### TO DO
Nothing in the records may be left out or altered; reproduce them all exactly.
====== DATASET EXCERPTS ======
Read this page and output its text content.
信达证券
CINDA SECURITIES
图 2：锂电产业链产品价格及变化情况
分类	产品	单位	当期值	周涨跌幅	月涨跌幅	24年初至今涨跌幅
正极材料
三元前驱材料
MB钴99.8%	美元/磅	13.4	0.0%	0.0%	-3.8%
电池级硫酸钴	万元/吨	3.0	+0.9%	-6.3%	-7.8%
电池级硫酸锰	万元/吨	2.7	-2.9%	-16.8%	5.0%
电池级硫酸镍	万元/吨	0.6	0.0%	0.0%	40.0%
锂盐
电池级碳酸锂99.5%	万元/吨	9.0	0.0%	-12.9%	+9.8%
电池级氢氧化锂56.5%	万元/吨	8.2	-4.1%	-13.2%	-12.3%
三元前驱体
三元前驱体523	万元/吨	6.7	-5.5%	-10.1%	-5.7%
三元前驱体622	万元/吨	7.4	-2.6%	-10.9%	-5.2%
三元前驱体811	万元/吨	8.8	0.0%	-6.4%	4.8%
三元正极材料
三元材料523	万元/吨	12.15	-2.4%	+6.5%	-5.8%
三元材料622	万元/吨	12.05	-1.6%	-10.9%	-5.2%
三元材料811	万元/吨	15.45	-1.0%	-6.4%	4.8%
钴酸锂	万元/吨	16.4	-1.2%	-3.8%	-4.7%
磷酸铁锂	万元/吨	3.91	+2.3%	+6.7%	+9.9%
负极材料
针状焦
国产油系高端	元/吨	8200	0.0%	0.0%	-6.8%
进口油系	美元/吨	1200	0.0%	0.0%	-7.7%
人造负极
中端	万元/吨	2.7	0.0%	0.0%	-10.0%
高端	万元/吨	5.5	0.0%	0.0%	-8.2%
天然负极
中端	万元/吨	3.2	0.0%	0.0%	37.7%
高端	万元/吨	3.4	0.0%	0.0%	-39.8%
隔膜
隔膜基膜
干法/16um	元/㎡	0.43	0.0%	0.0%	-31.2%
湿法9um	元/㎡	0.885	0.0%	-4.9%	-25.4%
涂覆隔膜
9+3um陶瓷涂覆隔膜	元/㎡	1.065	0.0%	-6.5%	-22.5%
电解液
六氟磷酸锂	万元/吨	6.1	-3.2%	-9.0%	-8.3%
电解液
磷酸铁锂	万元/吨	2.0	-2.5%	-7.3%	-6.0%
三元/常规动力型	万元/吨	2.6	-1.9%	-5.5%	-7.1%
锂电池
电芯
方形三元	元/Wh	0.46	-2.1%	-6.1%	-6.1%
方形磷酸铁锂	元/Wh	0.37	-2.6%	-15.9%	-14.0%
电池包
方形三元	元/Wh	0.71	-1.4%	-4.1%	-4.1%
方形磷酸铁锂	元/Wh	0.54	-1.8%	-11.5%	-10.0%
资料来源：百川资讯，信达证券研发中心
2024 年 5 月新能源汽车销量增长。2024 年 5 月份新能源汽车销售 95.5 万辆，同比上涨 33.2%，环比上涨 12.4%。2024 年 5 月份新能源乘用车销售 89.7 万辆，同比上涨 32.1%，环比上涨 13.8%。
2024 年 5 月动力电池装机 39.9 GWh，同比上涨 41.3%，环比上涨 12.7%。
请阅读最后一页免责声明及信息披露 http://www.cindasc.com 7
======
### CORRECT RESPONSE
Read this page and output its text content.
信达证券
CINDA SECURITIES
图 2：锂电产业链产品价格及变化情况
分类	产品	单位	当期值	周涨跌幅	月涨跌幅	24年初至今涨跌幅
正极材料
三元前驱材料
MB钴99.8%	美元/磅	13.4	0.0%	0.0%	-3.8%
电池级硫酸钴	万元/吨	3.0	+0.9%	-6.3%	-7.8%
电池级硫酸锰	万元/吨	2.7	-2.9%	-16.8%	5.0%
电池级硫酸镍	万元/吨	0.6	0.0%	0.0%	40.0%
锂盐
电池级碳酸锂99.5%	万元/吨	9.0	0.0%	-12.9%	+9.8%
电池级氢氧化锂56.5%	万元/吨	8.2	-4.1%	-13.2%	-12.3%
三元前驱体
三元前驱体523	万元/吨	6.7	-5.5%	-10.1%	-5.7%
三元前驱体622	万元/吨	7.4	-2.6%	-10.9%	-5.2%
三元前驱体811	万元/吨	8.8	0.0%	-6.4%	4.8%
三元正极材料
三元材料523	万元/吨	12.15	-2.4%	+6.5%	-5.8%
三元材料622	万元/吨	12.05	-1.6%	-10.9%	-5.2%
三元材料811	万元/吨	15.45	-1.0%	-6.4%	4.8%
钴酸锂	万元/吨	16.4	-1.2%	-3.8%	-4.7%
磷酸铁锂	万元/吨	3.91	+2.3%	+6.7%	+9.9%
负极材料
针状焦
国产油系高端	元/吨	8200	0.0%	0.0%	-6.8%
进口油系	美元/吨	1200	0.0%	0.0%	-7.7%
人造负极
中端	万元/吨	2.7	0.0%	0.0%	-10.0%
高端	万元/吨	5.5	0.0%	0.0%	-8.2%
天然负极
中端	万元/吨	3.2	0.0%	0.0%	37.7%
高端	万元/吨	3.4	0.0%	0.0%	-39.8%
隔膜
隔膜基膜
干法/16um	元/㎡	0.43	0.0%	0.0%	-31.2%
湿法9um	元/㎡	0.885	0.0%	-4.9%	-25.4%
涂覆隔膜
9+3um陶瓷涂覆隔膜	元/㎡	1.065	0.0%	-6.5%	-22.5%
电解液
六氟磷酸锂	万元/吨	6.1	-3.2%	-9.0%	-8.3%
电解液
磷酸铁锂	万元/吨	2.0	-2.5%	-7.3%	-6.0%
三元/常规动力型	万元/吨	2.6	-1.9%	-5.5%	-7.1%
锂电池
电芯
方形三元	元/Wh	0.46	-2.1%	-6.1%	-6.1%
方形磷酸铁锂	元/Wh	0.37	-2.6%	-15.9%	-14.0%
电池包
方形三元	元/Wh	0.71	-1.4%	-4.1%	-4.1%
方形磷酸铁锂	元/Wh	0.54	-1.8%	-11.5%	-10.0%
资料来源：百川资讯，信达证券研发中心
2024 年 5 月新能源汽车销量增长。2024 年 5 月份新能源汽车销售 95.5 万辆，同比上涨 33.2%，环比上涨 12.4%。2024 年 5 月份新能源乘用车销售 89.7 万辆，同比上涨 32.1%，环比上涨 13.8%。
2024 年 5 月动力电池装机 39.9 GWh，同比上涨 41.3%，环比上涨 12.7%。
请阅读最后一页免责声明及信息披露 http://www.cindasc.com 7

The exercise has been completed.